--- START OF EXCERPTED DATA ---
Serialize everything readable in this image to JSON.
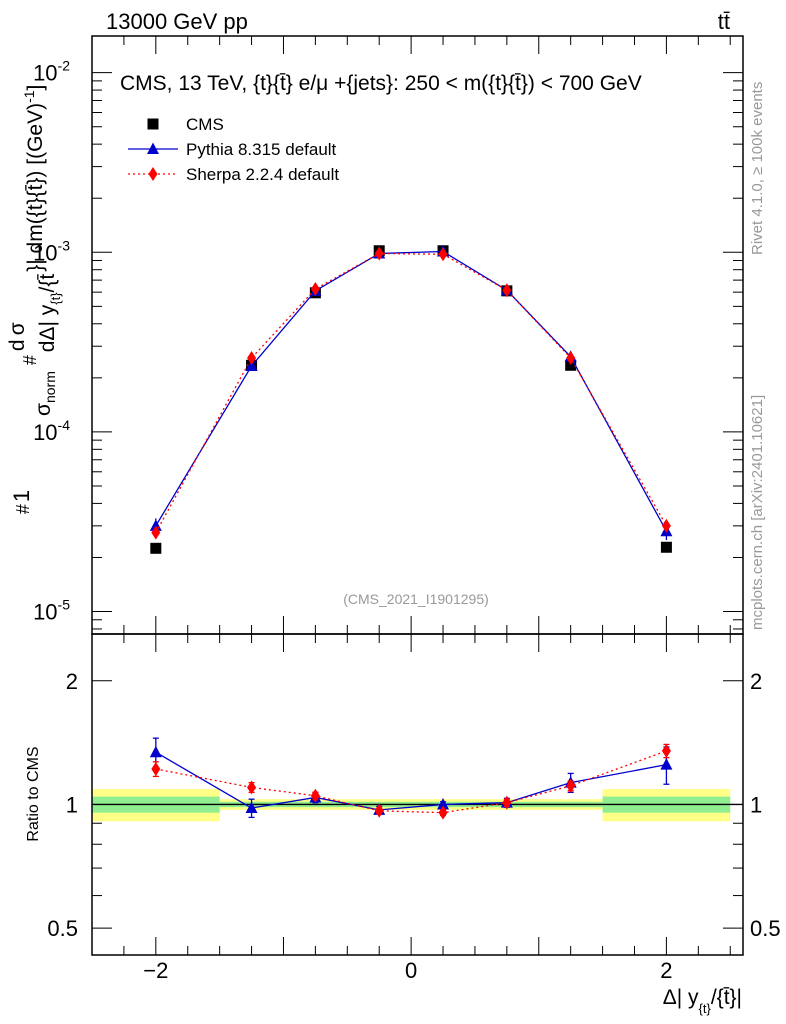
{
  "header": {
    "left": "13000 GeV pp",
    "right": "tt̄"
  },
  "side_text": {
    "rivet": "Rivet 4.1.0, ≥ 100k events",
    "mcplots": "mcplots.cern.ch [arXiv:2401.10621]"
  },
  "chart_data": [
    {
      "type": "line",
      "panel": "main",
      "title": "CMS, 13 TeV, {t}{t̄} e/μ +{jets}: 250 < m({t}{t̄}) < 700 GeV",
      "watermark": "(CMS_2021_I1901295)",
      "ylabel": "#1/σnorm # dσ/dΔ| y_{t}/{t̄}| dm({t}{t̄}) [(GeV)^-1]",
      "ylabel_parts": {
        "num1": "#",
        "one": "1",
        "sigma": "σ",
        "norm": "norm",
        "num2": "#",
        "dsigma": "d σ",
        "den": "dΔ| y",
        "sub_t": "{t}",
        "den_tail": "/{t̄",
        "rest": "}| dm({t}{t̄}) [(GeV)",
        "exp": "-1",
        "close": "]"
      },
      "yscale": "log",
      "ylim": [
        7.5e-06,
        0.016
      ],
      "xlim": [
        -2.5,
        2.6
      ],
      "yticks": [
        {
          "base": "10",
          "exp": "-2",
          "value": 0.01
        },
        {
          "base": "10",
          "exp": "-3",
          "value": 0.001
        },
        {
          "base": "10",
          "exp": "-4",
          "value": 0.0001
        },
        {
          "base": "10",
          "exp": "-5",
          "value": 1e-05
        }
      ],
      "legend_position": "top-left",
      "x": [
        -2.0,
        -1.25,
        -0.75,
        -0.25,
        0.25,
        0.75,
        1.25,
        2.0
      ],
      "series": [
        {
          "name": "CMS",
          "color": "#000000",
          "marker": "square",
          "values": [
            2.25e-05,
            0.000235,
            0.000595,
            0.00102,
            0.00102,
            0.00061,
            0.000235,
            2.28e-05
          ],
          "errors": [
            0,
            0,
            0,
            0,
            0,
            0,
            0,
            0
          ]
        },
        {
          "name": "Pythia 8.315 default",
          "color": "#0000cc",
          "marker": "triangle",
          "values": [
            3e-05,
            0.000233,
            0.00061,
            0.000985,
            0.00101,
            0.000615,
            0.000262,
            2.8e-05
          ],
          "errors": [
            3e-06,
            1e-05,
            1.5e-05,
            1.5e-05,
            1.5e-05,
            1.5e-05,
            1.2e-05,
            3e-06
          ]
        },
        {
          "name": "Sherpa 2.2.4 default",
          "color": "#ff0000",
          "marker": "diamond",
          "values": [
            2.75e-05,
            0.000258,
            0.000625,
            0.000985,
            0.000975,
            0.000615,
            0.000258,
            3e-05
          ],
          "errors": [
            1.5e-06,
            7e-06,
            1.2e-05,
            1.5e-05,
            1.5e-05,
            1.2e-05,
            8e-06,
            1.5e-06
          ]
        }
      ]
    },
    {
      "type": "line",
      "panel": "ratio",
      "ylabel": "Ratio to CMS",
      "xlabel": "Δ| y_{t}/{t̄}|",
      "xlabel_parts": {
        "main": "Δ| y",
        "sub": "{t}",
        "tail": "/{t̄}|"
      },
      "yscale": "log",
      "ylim": [
        0.43,
        2.6
      ],
      "xlim": [
        -2.5,
        2.6
      ],
      "yticks": [
        {
          "label": "2",
          "value": 2
        },
        {
          "label": "1",
          "value": 1
        },
        {
          "label": "0.5",
          "value": 0.5
        }
      ],
      "xticks": [
        {
          "label": "−2",
          "value": -2
        },
        {
          "label": "0",
          "value": 0
        },
        {
          "label": "2",
          "value": 2
        }
      ],
      "bands": [
        {
          "x_from": -2.5,
          "x_to": -1.5,
          "green": [
            0.955,
            1.045
          ],
          "yellow": [
            0.91,
            1.09
          ]
        },
        {
          "x_from": -1.5,
          "x_to": 1.5,
          "green": [
            0.985,
            1.015
          ],
          "yellow": [
            0.97,
            1.03
          ]
        },
        {
          "x_from": 1.5,
          "x_to": 2.5,
          "green": [
            0.955,
            1.045
          ],
          "yellow": [
            0.91,
            1.09
          ]
        }
      ],
      "x": [
        -2.0,
        -1.25,
        -0.75,
        -0.25,
        0.25,
        0.75,
        1.25,
        2.0
      ],
      "series": [
        {
          "name": "Pythia 8.315 default",
          "color": "#0000cc",
          "marker": "triangle",
          "values": [
            1.34,
            0.98,
            1.04,
            0.97,
            1.0,
            1.01,
            1.13,
            1.25
          ],
          "errors": [
            0.11,
            0.05,
            0.03,
            0.02,
            0.015,
            0.025,
            0.06,
            0.13
          ]
        },
        {
          "name": "Sherpa 2.2.4 default",
          "color": "#ff0000",
          "marker": "diamond",
          "values": [
            1.22,
            1.1,
            1.05,
            0.965,
            0.955,
            1.01,
            1.11,
            1.35
          ],
          "errors": [
            0.05,
            0.03,
            0.02,
            0.015,
            0.015,
            0.02,
            0.03,
            0.05
          ]
        }
      ]
    }
  ]
}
--- END OF EXCERPTED DATA ---
Pictures are to be left out; all else in the entries above is to be quoted exactly.

• RIGHT ANSWER
Serialize everything readable in this image to JSON.
{
  "header": {
    "left": "13000 GeV pp",
    "right": "tt̄"
  },
  "side_text": {
    "rivet": "Rivet 4.1.0, ≥ 100k events",
    "mcplots": "mcplots.cern.ch [arXiv:2401.10621]"
  },
  "chart_data": [
    {
      "type": "line",
      "panel": "main",
      "title": "CMS, 13 TeV, {t}{t̄} e/μ +{jets}: 250 < m({t}{t̄}) < 700 GeV",
      "watermark": "(CMS_2021_I1901295)",
      "ylabel": "#1/σnorm # dσ/dΔ| y_{t}/{t̄}| dm({t}{t̄}) [(GeV)^-1]",
      "ylabel_parts": {
        "num1": "#",
        "one": "1",
        "sigma": "σ",
        "norm": "norm",
        "num2": "#",
        "dsigma": "d σ",
        "den": "dΔ| y",
        "sub_t": "{t}",
        "den_tail": "/{t̄",
        "rest": "}| dm({t}{t̄}) [(GeV)",
        "exp": "-1",
        "close": "]"
      },
      "yscale": "log",
      "ylim": [
        7.5e-06,
        0.016
      ],
      "xlim": [
        -2.5,
        2.6
      ],
      "yticks": [
        {
          "base": "10",
          "exp": "-2",
          "value": 0.01
        },
        {
          "base": "10",
          "exp": "-3",
          "value": 0.001
        },
        {
          "base": "10",
          "exp": "-4",
          "value": 0.0001
        },
        {
          "base": "10",
          "exp": "-5",
          "value": 1e-05
        }
      ],
      "legend_position": "top-left",
      "x": [
        -2.0,
        -1.25,
        -0.75,
        -0.25,
        0.25,
        0.75,
        1.25,
        2.0
      ],
      "series": [
        {
          "name": "CMS",
          "color": "#000000",
          "marker": "square",
          "values": [
            2.25e-05,
            0.000235,
            0.000595,
            0.00102,
            0.00102,
            0.00061,
            0.000235,
            2.28e-05
          ],
          "errors": [
            0,
            0,
            0,
            0,
            0,
            0,
            0,
            0
          ]
        },
        {
          "name": "Pythia 8.315 default",
          "color": "#0000cc",
          "marker": "triangle",
          "values": [
            3e-05,
            0.000233,
            0.00061,
            0.000985,
            0.00101,
            0.000615,
            0.000262,
            2.8e-05
          ],
          "errors": [
            3e-06,
            1e-05,
            1.5e-05,
            1.5e-05,
            1.5e-05,
            1.5e-05,
            1.2e-05,
            3e-06
          ]
        },
        {
          "name": "Sherpa 2.2.4 default",
          "color": "#ff0000",
          "marker": "diamond",
          "values": [
            2.75e-05,
            0.000258,
            0.000625,
            0.000985,
            0.000975,
            0.000615,
            0.000258,
            3e-05
          ],
          "errors": [
            1.5e-06,
            7e-06,
            1.2e-05,
            1.5e-05,
            1.5e-05,
            1.2e-05,
            8e-06,
            1.5e-06
          ]
        }
      ]
    },
    {
      "type": "line",
      "panel": "ratio",
      "ylabel": "Ratio to CMS",
      "xlabel": "Δ| y_{t}/{t̄}|",
      "xlabel_parts": {
        "main": "Δ| y",
        "sub": "{t}",
        "tail": "/{t̄}|"
      },
      "yscale": "log",
      "ylim": [
        0.43,
        2.6
      ],
      "xlim": [
        -2.5,
        2.6
      ],
      "yticks": [
        {
          "label": "2",
          "value": 2
        },
        {
          "label": "1",
          "value": 1
        },
        {
          "label": "0.5",
          "value": 0.5
        }
      ],
      "xticks": [
        {
          "label": "−2",
          "value": -2
        },
        {
          "label": "0",
          "value": 0
        },
        {
          "label": "2",
          "value": 2
        }
      ],
      "bands": [
        {
          "x_from": -2.5,
          "x_to": -1.5,
          "green": [
            0.955,
            1.045
          ],
          "yellow": [
            0.91,
            1.09
          ]
        },
        {
          "x_from": -1.5,
          "x_to": 1.5,
          "green": [
            0.985,
            1.015
          ],
          "yellow": [
            0.97,
            1.03
          ]
        },
        {
          "x_from": 1.5,
          "x_to": 2.5,
          "green": [
            0.955,
            1.045
          ],
          "yellow": [
            0.91,
            1.09
          ]
        }
      ],
      "x": [
        -2.0,
        -1.25,
        -0.75,
        -0.25,
        0.25,
        0.75,
        1.25,
        2.0
      ],
      "series": [
        {
          "name": "Pythia 8.315 default",
          "color": "#0000cc",
          "marker": "triangle",
          "values": [
            1.34,
            0.98,
            1.04,
            0.97,
            1.0,
            1.01,
            1.13,
            1.25
          ],
          "errors": [
            0.11,
            0.05,
            0.03,
            0.02,
            0.015,
            0.025,
            0.06,
            0.13
          ]
        },
        {
          "name": "Sherpa 2.2.4 default",
          "color": "#ff0000",
          "marker": "diamond",
          "values": [
            1.22,
            1.1,
            1.05,
            0.965,
            0.955,
            1.01,
            1.11,
            1.35
          ],
          "errors": [
            0.05,
            0.03,
            0.02,
            0.015,
            0.015,
            0.02,
            0.03,
            0.05
          ]
        }
      ]
    }
  ]
}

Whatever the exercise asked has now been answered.